● Exercício escrito: Você pode transcrever, sem alterar nada, o trecho do texto sobre o livro Vulgo, Grace que vai de "A história verídica" até "telefone à Folha."?

● Texto para leitura:
São Paulo, sábado, 17 de janeiro de 1998.



Texto Anterior | Próximo Texto | Índice

LIVRO - LANÇAMENTO
'Vulgo, Grace' deixa escolha para o leitor

LEDA TENÓRIO DA MOTTA
especial para a Folha

A história verídica de Grace Marks, jovem de 16 anos que, em meados do século 19, foi condenada à prisão perpétua por ter supostamente participado do assassinato de duas pessoas no Canadá, é o tema de "Vulgo, Grace", novo livro da escritora canadense Margaret Atwood, recém-lançado no Brasil pela editora Marco Zero.
Leia, a seguir, a entrevista que Atwood concedeu por telefone à Folha.

Folha - O que mais impressiona na história de Grace é o caráter completamente ambíguo da personagem. A sra. concorda?
Atwood -
Ela tem algumas caras. É uma personagem histórica, para começar. E as pesquisas nos jornais da época mostram uma Grace criança, vítima, inocente etc. E mostram também uma Grace monstruosa, que teria dado a idéia do duplo assassinato a McDermott. Não só os jornais, mas os arquivos públicos e toda espécie de documentos existentes apontam diferenças até mesmo físicas entre as duas Graces. Para alguns, ela tinha olhos azuis, para outros, olhos castanhos, para alguns era ruiva, para outros, morena... Isso é que é impressionante. E havia a questão política. Para os conservadores, ela era culpada, para os reformadores, inocente.

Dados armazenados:
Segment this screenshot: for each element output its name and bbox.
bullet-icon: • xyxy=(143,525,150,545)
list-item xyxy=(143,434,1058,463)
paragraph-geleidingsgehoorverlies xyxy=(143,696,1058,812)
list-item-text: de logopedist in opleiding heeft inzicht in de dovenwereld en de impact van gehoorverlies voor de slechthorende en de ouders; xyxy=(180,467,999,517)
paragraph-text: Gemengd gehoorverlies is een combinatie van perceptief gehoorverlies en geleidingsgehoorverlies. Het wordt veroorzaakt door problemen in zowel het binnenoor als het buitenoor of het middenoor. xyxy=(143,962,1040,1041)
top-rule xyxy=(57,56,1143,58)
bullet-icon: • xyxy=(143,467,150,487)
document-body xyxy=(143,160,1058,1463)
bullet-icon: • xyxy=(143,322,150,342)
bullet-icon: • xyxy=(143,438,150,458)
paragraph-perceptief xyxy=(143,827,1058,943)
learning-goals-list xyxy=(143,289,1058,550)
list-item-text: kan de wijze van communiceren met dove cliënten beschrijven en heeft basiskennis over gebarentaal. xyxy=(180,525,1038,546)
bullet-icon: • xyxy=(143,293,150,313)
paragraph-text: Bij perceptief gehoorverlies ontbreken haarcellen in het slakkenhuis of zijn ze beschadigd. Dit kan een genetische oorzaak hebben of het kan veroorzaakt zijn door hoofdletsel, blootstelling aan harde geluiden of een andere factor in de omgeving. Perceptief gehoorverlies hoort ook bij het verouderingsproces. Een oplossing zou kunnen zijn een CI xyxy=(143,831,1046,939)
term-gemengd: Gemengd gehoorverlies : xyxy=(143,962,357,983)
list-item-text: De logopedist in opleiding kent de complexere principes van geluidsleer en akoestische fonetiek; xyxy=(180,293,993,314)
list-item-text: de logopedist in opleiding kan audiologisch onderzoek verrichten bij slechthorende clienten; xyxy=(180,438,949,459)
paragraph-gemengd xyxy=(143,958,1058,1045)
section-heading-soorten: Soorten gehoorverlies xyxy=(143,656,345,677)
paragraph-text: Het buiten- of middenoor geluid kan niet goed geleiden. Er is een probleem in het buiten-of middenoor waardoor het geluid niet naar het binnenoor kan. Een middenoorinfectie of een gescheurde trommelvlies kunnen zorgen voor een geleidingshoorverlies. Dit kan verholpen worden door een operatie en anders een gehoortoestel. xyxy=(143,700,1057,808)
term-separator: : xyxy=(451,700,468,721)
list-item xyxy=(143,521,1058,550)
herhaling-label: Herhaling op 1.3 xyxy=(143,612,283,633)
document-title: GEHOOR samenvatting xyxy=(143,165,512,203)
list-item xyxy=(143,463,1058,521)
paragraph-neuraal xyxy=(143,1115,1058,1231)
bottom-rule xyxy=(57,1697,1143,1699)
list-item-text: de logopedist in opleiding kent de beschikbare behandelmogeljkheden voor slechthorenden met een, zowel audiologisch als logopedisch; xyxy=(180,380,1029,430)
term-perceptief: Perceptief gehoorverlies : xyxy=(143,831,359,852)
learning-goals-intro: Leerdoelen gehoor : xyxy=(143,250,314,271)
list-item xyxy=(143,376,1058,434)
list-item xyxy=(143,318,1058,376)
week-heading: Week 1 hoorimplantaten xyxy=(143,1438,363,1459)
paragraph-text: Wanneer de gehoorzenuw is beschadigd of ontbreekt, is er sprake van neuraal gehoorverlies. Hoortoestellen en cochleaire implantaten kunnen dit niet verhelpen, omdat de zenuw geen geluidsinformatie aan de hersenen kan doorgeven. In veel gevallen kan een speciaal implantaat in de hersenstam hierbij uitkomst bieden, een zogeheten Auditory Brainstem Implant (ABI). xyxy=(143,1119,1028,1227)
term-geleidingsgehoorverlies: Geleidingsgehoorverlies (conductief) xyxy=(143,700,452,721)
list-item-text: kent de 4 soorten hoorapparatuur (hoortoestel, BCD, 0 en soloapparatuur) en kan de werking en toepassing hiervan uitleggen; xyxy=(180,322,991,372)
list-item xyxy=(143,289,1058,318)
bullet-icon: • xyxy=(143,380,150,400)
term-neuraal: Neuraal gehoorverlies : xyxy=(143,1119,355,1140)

● Resultado:
A história verídica de Grace Marks, jovem de 16 anos que, em meados do século 19, foi condenada à prisão perpétua por ter supostamente participado do assassinato de duas pessoas no Canadá, é o tema de "Vulgo, Grace", novo livro da escritora canadense Margaret Atwood, recém-lançado no Brasil pela editora Marco Zero.
Leia, a seguir, a entrevista que Atwood concedeu por telefone à Folha.